Copy every line that holds "type".

## Materials provided
——————

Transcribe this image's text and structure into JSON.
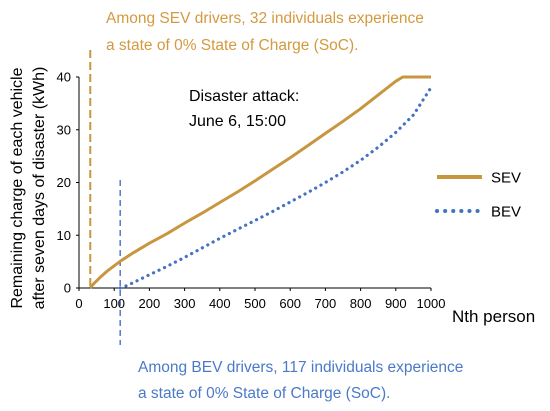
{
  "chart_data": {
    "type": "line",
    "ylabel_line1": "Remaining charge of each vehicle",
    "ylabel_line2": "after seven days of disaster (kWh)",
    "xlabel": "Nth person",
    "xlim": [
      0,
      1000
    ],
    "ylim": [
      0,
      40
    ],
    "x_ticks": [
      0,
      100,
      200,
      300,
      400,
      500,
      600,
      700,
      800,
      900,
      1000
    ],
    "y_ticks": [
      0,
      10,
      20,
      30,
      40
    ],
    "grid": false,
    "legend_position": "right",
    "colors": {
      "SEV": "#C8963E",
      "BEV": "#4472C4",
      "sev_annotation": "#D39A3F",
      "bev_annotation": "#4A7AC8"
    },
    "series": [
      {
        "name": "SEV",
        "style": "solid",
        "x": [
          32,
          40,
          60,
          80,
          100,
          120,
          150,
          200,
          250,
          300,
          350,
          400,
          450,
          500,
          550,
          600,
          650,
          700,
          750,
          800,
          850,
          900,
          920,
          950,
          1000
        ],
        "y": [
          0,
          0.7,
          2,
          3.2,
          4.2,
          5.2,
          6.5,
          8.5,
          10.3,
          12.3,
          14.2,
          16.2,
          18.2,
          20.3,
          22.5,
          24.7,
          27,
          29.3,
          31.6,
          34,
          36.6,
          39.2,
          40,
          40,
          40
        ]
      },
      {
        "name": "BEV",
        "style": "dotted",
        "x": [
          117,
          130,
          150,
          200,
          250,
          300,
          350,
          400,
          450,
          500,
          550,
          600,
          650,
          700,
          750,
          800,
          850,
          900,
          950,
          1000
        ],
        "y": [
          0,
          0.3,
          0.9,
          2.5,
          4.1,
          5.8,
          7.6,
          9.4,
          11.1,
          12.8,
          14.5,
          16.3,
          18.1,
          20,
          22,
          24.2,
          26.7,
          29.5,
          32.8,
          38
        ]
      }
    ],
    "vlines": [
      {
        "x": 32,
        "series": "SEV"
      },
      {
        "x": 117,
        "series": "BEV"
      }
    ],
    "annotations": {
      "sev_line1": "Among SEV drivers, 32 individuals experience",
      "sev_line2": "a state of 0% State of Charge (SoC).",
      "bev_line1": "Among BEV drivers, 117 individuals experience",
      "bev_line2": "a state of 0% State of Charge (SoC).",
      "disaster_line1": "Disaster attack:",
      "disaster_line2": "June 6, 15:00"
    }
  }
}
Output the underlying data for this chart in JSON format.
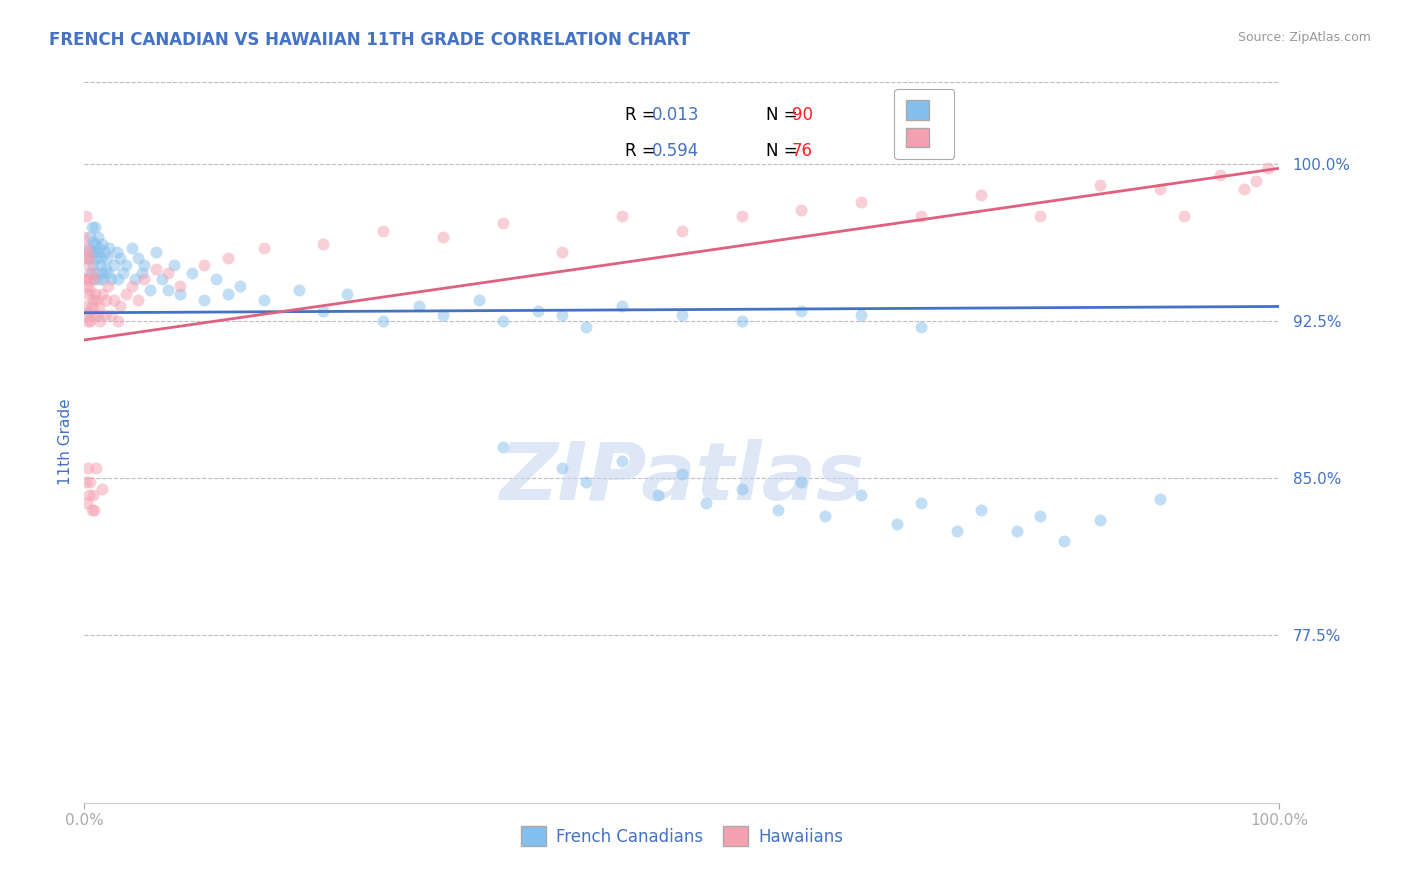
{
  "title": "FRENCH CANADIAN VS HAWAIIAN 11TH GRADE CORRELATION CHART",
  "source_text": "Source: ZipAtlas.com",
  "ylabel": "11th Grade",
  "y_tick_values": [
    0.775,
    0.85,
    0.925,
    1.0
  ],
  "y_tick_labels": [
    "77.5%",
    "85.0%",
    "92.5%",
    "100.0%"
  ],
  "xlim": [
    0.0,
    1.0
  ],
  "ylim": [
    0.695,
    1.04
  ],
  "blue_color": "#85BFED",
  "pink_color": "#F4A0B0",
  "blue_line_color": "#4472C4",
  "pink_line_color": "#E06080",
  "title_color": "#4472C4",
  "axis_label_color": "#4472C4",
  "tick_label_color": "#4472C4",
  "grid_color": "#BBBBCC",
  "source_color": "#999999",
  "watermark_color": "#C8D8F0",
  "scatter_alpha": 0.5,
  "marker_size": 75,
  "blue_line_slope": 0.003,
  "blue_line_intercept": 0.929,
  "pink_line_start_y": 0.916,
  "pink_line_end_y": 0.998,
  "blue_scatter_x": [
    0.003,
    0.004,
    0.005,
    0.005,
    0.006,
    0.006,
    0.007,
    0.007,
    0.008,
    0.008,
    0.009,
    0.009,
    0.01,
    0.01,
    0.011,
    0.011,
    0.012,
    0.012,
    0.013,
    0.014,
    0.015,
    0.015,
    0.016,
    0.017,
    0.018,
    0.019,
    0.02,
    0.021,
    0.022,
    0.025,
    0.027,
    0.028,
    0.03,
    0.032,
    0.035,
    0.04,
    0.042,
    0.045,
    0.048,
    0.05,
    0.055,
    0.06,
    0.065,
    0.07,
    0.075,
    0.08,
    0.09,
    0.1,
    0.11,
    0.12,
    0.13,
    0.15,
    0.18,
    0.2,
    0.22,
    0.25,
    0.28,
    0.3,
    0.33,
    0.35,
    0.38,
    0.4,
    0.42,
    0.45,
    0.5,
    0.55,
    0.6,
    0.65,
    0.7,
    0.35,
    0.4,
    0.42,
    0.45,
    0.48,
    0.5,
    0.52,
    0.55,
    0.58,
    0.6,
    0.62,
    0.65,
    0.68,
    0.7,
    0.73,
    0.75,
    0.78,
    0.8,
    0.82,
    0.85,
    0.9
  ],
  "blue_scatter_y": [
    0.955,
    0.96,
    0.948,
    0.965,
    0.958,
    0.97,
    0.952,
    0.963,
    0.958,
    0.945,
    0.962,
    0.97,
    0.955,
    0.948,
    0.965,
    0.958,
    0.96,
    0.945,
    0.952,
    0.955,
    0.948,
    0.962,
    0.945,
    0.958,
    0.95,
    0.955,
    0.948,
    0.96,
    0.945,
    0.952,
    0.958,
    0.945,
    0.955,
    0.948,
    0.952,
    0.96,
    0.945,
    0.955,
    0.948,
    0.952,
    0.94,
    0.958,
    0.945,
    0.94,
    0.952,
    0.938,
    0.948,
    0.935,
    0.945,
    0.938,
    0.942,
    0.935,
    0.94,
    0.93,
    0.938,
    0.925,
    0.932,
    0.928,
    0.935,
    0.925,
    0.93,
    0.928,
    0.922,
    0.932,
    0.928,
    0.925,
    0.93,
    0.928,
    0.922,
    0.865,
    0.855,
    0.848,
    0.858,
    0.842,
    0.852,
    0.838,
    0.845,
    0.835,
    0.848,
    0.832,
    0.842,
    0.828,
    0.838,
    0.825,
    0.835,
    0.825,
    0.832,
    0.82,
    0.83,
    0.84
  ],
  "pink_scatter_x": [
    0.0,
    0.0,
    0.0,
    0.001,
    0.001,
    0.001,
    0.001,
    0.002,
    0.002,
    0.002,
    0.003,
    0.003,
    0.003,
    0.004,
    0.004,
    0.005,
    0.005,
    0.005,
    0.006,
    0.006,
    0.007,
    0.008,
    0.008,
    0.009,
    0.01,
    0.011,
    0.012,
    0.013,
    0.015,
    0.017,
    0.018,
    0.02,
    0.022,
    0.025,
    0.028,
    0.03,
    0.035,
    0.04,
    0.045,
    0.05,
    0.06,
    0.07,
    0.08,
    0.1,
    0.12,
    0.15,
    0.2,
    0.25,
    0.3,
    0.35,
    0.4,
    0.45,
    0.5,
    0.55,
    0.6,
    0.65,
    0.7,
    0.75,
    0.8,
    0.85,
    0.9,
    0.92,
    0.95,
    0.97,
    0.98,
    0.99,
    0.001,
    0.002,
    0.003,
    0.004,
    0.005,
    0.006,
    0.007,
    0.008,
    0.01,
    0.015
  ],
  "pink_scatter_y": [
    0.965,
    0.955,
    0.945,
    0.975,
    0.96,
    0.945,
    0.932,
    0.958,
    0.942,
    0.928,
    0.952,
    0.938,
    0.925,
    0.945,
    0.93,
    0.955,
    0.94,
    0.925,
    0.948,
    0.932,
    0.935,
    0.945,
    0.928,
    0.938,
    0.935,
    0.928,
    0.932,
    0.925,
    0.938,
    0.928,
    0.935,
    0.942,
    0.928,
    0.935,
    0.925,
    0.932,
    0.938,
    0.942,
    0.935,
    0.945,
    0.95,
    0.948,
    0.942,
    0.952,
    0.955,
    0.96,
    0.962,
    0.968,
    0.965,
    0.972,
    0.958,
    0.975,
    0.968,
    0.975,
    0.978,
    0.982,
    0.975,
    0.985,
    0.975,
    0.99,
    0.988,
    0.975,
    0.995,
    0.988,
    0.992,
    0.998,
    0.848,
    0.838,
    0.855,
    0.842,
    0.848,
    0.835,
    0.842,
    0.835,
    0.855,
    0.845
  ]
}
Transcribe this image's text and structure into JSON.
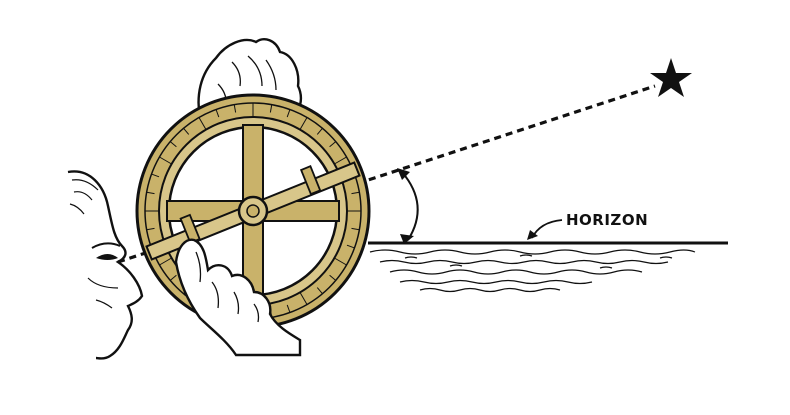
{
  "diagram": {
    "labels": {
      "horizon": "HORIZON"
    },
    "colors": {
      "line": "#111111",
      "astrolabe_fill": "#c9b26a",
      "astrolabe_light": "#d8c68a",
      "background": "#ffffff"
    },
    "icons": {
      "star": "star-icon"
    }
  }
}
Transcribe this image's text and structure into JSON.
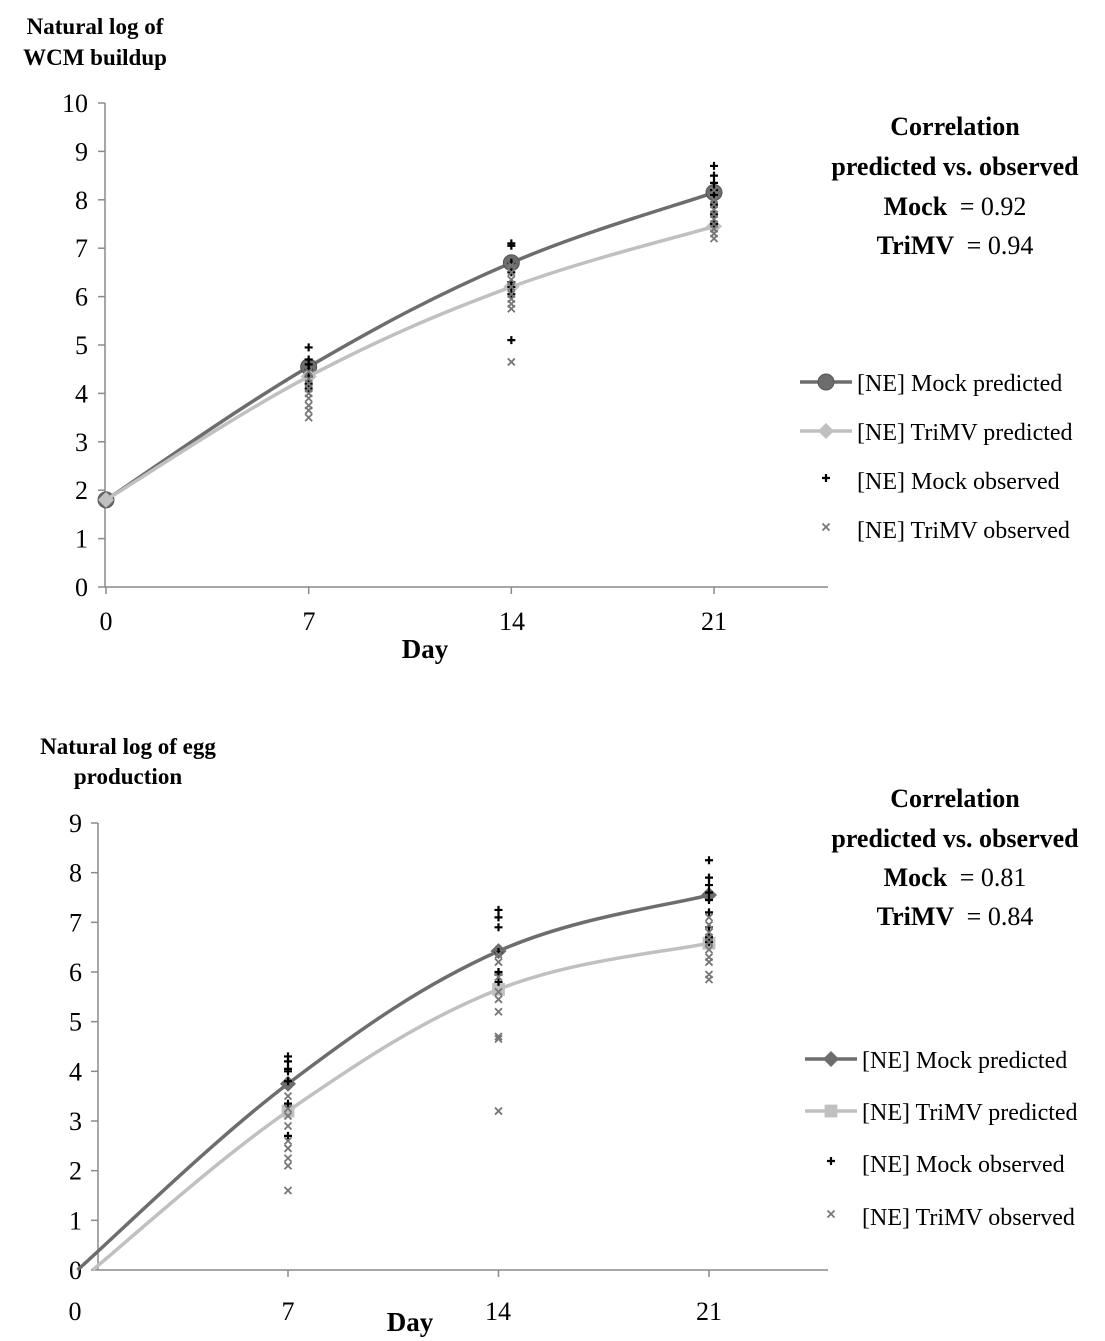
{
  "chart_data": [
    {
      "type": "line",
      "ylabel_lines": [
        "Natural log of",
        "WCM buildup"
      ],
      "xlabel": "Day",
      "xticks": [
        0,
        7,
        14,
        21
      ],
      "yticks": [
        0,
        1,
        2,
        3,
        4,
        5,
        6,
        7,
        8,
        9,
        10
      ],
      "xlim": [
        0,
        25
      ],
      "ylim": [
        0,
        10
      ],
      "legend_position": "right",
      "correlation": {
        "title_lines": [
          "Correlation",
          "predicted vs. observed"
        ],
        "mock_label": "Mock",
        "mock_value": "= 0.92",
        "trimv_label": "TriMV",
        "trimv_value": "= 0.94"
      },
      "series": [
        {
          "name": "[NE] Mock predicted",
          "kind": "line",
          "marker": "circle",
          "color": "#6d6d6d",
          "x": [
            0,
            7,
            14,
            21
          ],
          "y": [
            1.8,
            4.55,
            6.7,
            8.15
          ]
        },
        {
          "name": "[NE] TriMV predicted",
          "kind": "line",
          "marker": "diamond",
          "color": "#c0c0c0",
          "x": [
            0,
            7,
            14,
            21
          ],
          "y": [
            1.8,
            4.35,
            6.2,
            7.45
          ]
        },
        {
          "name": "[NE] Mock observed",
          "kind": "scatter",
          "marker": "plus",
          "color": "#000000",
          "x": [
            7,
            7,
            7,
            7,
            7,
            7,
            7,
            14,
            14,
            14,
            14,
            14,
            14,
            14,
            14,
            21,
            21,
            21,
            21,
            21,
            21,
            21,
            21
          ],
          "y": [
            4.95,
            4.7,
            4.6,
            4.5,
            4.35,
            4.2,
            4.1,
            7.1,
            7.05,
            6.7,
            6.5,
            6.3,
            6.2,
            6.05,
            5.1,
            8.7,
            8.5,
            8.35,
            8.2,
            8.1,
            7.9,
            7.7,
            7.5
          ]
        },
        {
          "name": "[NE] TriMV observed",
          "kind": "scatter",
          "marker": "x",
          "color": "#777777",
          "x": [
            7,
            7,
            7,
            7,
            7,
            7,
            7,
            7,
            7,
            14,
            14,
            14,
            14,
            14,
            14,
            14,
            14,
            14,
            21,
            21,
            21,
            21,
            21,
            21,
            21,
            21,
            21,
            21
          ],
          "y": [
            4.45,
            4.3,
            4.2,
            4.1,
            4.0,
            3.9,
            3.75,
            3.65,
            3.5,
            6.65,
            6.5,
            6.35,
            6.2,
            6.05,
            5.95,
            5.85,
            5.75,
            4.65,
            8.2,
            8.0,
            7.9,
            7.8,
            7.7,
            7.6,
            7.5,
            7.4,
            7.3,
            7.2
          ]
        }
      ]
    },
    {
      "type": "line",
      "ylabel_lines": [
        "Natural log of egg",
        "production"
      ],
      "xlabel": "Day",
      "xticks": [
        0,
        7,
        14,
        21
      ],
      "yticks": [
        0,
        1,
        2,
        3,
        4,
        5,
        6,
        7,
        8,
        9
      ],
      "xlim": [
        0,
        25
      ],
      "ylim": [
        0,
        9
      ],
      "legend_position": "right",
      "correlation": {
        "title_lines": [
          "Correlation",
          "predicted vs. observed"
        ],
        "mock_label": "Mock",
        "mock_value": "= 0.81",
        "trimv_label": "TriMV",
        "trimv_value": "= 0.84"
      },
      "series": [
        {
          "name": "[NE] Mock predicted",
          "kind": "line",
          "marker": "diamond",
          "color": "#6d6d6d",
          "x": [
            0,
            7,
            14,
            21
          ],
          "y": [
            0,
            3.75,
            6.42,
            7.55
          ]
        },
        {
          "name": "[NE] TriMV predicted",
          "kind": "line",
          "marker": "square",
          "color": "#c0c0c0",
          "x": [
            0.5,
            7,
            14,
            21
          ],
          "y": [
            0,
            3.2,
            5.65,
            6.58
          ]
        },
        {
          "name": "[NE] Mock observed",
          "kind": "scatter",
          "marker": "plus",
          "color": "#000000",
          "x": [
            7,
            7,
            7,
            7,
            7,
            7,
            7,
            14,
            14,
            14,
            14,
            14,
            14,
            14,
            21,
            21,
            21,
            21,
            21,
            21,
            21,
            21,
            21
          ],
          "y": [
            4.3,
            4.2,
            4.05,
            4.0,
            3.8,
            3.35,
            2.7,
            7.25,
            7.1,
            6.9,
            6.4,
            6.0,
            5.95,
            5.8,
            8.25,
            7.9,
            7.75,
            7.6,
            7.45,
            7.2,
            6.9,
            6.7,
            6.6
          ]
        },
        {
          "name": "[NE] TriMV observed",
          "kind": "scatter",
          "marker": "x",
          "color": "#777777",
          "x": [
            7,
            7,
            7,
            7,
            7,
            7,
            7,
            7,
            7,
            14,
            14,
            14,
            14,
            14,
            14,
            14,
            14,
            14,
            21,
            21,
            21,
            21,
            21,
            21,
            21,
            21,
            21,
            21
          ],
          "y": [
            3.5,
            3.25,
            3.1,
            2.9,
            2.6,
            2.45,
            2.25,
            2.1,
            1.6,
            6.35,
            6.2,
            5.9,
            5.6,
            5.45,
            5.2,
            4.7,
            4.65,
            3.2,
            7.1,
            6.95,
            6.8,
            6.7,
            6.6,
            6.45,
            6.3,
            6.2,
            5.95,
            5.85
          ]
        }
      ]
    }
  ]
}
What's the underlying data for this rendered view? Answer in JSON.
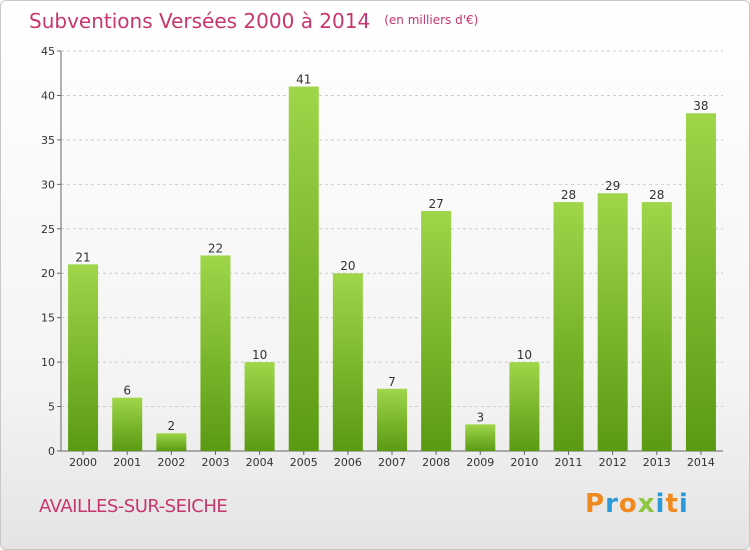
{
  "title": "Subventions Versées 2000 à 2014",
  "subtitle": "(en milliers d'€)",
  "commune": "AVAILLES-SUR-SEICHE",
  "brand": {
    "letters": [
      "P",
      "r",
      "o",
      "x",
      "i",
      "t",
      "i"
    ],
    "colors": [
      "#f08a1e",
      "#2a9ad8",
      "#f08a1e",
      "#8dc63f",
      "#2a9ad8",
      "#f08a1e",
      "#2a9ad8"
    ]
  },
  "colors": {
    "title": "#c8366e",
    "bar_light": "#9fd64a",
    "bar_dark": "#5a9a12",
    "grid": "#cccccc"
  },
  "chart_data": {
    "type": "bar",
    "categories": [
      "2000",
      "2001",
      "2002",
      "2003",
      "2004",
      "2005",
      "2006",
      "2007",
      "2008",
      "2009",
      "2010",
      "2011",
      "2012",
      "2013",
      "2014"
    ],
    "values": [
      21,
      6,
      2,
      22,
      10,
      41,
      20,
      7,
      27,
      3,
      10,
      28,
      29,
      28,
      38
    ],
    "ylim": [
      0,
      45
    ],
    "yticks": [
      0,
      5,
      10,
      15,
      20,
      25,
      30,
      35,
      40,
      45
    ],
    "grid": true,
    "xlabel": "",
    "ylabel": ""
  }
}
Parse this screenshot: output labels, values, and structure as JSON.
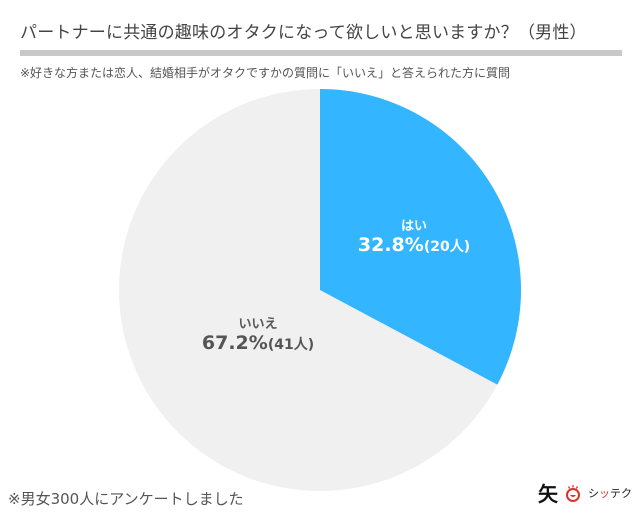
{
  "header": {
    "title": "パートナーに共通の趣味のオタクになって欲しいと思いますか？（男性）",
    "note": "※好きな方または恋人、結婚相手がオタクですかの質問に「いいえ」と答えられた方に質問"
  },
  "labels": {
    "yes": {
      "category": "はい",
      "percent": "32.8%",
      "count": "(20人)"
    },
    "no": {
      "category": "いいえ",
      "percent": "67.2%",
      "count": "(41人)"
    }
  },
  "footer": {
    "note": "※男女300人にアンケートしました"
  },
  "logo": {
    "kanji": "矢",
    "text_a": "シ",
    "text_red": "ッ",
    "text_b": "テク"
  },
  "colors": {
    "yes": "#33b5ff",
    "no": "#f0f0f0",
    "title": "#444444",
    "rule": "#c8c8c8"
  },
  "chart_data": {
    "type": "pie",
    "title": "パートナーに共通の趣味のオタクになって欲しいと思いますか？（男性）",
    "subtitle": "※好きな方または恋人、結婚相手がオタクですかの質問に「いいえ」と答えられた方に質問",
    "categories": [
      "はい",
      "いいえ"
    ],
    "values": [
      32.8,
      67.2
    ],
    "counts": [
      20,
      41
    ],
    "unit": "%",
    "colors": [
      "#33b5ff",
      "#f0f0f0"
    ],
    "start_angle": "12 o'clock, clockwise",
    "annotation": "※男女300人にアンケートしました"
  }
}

——————

## The completed task
    "type": "line",
      "type": "line",
      "type": "line",
    "type": "bar",
    "type": "pie",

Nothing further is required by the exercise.